Excerpted data ::
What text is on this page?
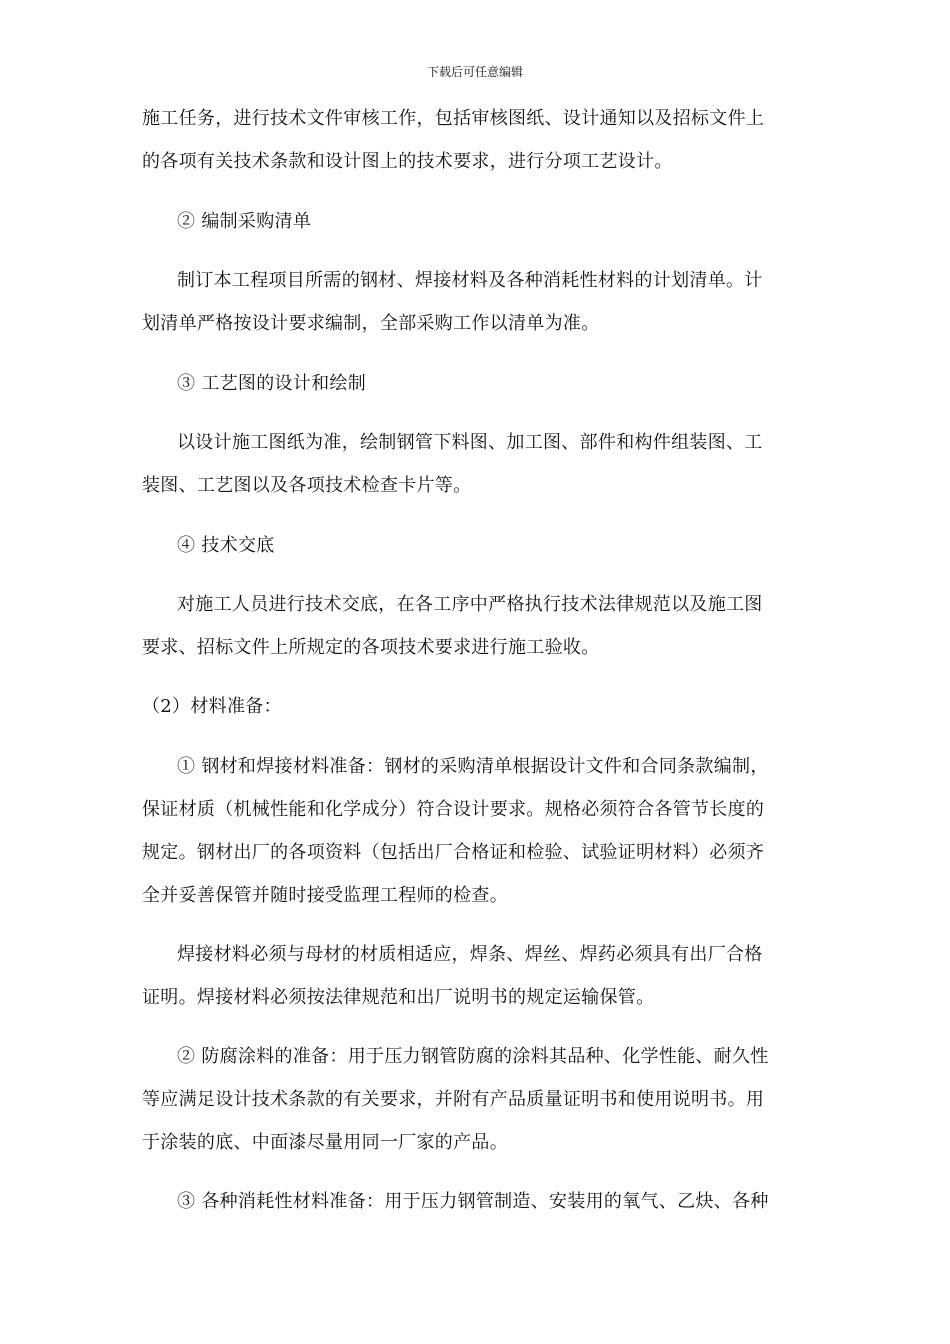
下载后可任意编辑
施工任务，进行技术文件审核工作，包括审核图纸、设计通知以及招标文件上
的各项有关技术条款和设计图上的技术要求，进行分项工艺设计。
② 编制采购清单
制订本工程项目所需的钢材、焊接材料及各种消耗性材料的计划清单。计
划清单严格按设计要求编制，全部采购工作以清单为准。
③ 工艺图的设计和绘制
以设计施工图纸为准，绘制钢管下料图、加工图、部件和构件组装图、工
装图、工艺图以及各项技术检查卡片等。
④ 技术交底
对施工人员进行技术交底，在各工序中严格执行技术法律规范以及施工图
要求、招标文件上所规定的各项技术要求进行施工验收。
（2）材料准备：
① 钢材和焊接材料准备：钢材的采购清单根据设计文件和合同条款编制，
保证材质（机械性能和化学成分）符合设计要求。规格必须符合各管节长度的
规定。钢材出厂的各项资料（包括出厂合格证和检验、试验证明材料）必须齐
全并妥善保管并随时接受监理工程师的检查。
焊接材料必须与母材的材质相适应，焊条、焊丝、焊药必须具有出厂合格
证明。焊接材料必须按法律规范和出厂说明书的规定运输保管。
② 防腐涂料的准备：用于压力钢管防腐的涂料其品种、化学性能、耐久性
等应满足设计技术条款的有关要求，并附有产品质量证明书和使用说明书。用
于涂装的底、中面漆尽量用同一厂家的产品。
③ 各种消耗性材料准备：用于压力钢管制造、安装用的氧气、乙炔、各种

Task description :: The records above must be echoed exactly, minus their pictures.

Task result ::
What text is on this page?
下载后可任意编辑
施工任务，进行技术文件审核工作，包括审核图纸、设计通知以及招标文件上
的各项有关技术条款和设计图上的技术要求，进行分项工艺设计。
② 编制采购清单
制订本工程项目所需的钢材、焊接材料及各种消耗性材料的计划清单。计
划清单严格按设计要求编制，全部采购工作以清单为准。
③ 工艺图的设计和绘制
以设计施工图纸为准，绘制钢管下料图、加工图、部件和构件组装图、工
装图、工艺图以及各项技术检查卡片等。
④ 技术交底
对施工人员进行技术交底，在各工序中严格执行技术法律规范以及施工图
要求、招标文件上所规定的各项技术要求进行施工验收。
（2）材料准备：
① 钢材和焊接材料准备：钢材的采购清单根据设计文件和合同条款编制，
保证材质（机械性能和化学成分）符合设计要求。规格必须符合各管节长度的
规定。钢材出厂的各项资料（包括出厂合格证和检验、试验证明材料）必须齐
全并妥善保管并随时接受监理工程师的检查。
焊接材料必须与母材的材质相适应，焊条、焊丝、焊药必须具有出厂合格
证明。焊接材料必须按法律规范和出厂说明书的规定运输保管。
② 防腐涂料的准备：用于压力钢管防腐的涂料其品种、化学性能、耐久性
等应满足设计技术条款的有关要求，并附有产品质量证明书和使用说明书。用
于涂装的底、中面漆尽量用同一厂家的产品。
③ 各种消耗性材料准备：用于压力钢管制造、安装用的氧气、乙炔、各种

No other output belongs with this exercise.